= What you will do =
All the data must come back unchanged, except that pictures are left out.

= Recorded information =
•••

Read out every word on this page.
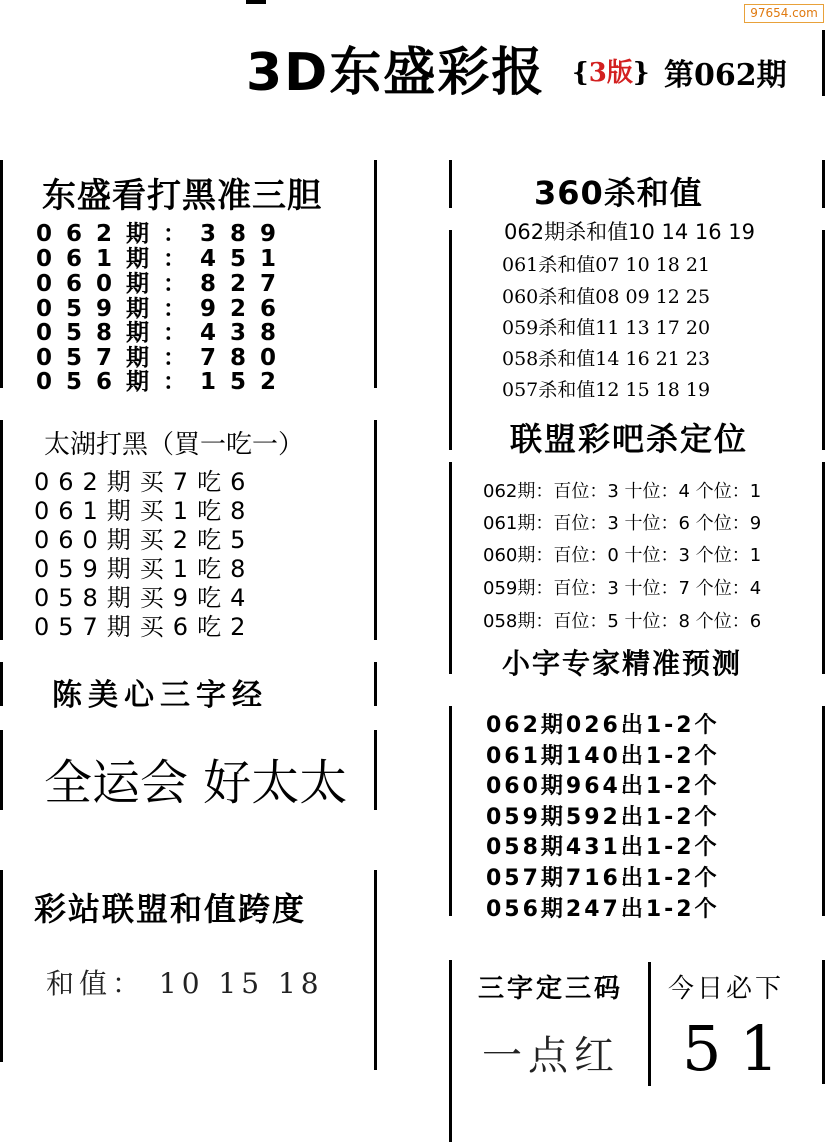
97654.com
3D东盛彩报 {3版} 第062期
东盛看打黑准三胆
062期：389
061期：451
060期：827
059期：926
058期：438
057期：780
056期：152
太湖打黑（買一吃一）
062期买7吃6
061期买1吃8
060期买2吃5
059期买1吃8
058期买9吃4
057期买6吃2
陈美心三字经
全运会 好太太
彩站联盟和值跨度
和值： 10 15 18
360杀和值
062期杀和值10 14 16 19
061杀和值07 10 18 21
060杀和值08 09 12 25
059杀和值11 13 17 20
058杀和值14 16 21 23
057杀和值12 15 18 19
联盟彩吧杀定位
062期：百位：3 十位：4 个位：1
061期：百位：3 十位：6 个位：9
060期：百位：0 十位：3 个位：1
059期：百位：3 十位：7 个位：4
058期：百位：5 十位：8 个位：6
小字专家精准预测
062期026出1-2个
061期140出1-2个
060期964出1-2个
059期592出1-2个
058期431出1-2个
057期716出1-2个
056期247出1-2个
三字定三码
一点红
今日必下
51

•••

= Correct output =
Read out every word on this page.
97654.com
3D东盛彩报 {3版} 第062期
东盛看打黑准三胆
062期：389
061期：451
060期：827
059期：926
058期：438
057期：780
056期：152
太湖打黑（買一吃一）
062期买7吃6
061期买1吃8
060期买2吃5
059期买1吃8
058期买9吃4
057期买6吃2
陈美心三字经
全运会 好太太
彩站联盟和值跨度
和值： 10 15 18
360杀和值
062期杀和值10 14 16 19
061杀和值07 10 18 21
060杀和值08 09 12 25
059杀和值11 13 17 20
058杀和值14 16 21 23
057杀和值12 15 18 19
联盟彩吧杀定位
062期：百位：3 十位：4 个位：1
061期：百位：3 十位：6 个位：9
060期：百位：0 十位：3 个位：1
059期：百位：3 十位：7 个位：4
058期：百位：5 十位：8 个位：6
小字专家精准预测
062期026出1-2个
061期140出1-2个
060期964出1-2个
059期592出1-2个
058期431出1-2个
057期716出1-2个
056期247出1-2个
三字定三码
一点红
今日必下
51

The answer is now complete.